PROBLEM REQUIREMENTS | Find every line containing the word "паспорта" and report the count, nothing more.

THE RECORDS |

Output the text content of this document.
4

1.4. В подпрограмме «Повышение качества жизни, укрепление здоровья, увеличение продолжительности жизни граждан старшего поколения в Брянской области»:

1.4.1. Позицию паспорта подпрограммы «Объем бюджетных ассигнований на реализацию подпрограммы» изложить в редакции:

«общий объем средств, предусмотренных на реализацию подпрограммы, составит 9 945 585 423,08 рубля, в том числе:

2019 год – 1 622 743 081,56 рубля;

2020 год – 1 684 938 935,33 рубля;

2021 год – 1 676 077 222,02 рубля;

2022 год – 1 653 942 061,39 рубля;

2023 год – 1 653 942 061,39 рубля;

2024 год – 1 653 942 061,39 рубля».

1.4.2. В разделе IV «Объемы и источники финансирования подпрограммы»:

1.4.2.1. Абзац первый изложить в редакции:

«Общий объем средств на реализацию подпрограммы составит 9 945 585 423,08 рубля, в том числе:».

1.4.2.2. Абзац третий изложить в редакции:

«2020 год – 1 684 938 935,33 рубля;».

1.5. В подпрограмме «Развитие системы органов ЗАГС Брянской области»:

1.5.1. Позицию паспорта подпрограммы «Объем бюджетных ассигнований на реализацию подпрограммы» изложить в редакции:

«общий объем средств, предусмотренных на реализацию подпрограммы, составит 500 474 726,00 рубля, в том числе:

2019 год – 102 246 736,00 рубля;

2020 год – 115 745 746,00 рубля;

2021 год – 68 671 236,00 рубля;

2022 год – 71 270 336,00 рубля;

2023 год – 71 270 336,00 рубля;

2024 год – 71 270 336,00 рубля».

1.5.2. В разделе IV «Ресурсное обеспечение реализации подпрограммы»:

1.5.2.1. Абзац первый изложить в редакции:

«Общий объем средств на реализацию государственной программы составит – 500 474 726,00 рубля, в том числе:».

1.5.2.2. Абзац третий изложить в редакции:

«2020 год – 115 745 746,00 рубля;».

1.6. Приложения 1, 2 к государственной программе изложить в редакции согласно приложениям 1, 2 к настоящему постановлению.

RESULT | 2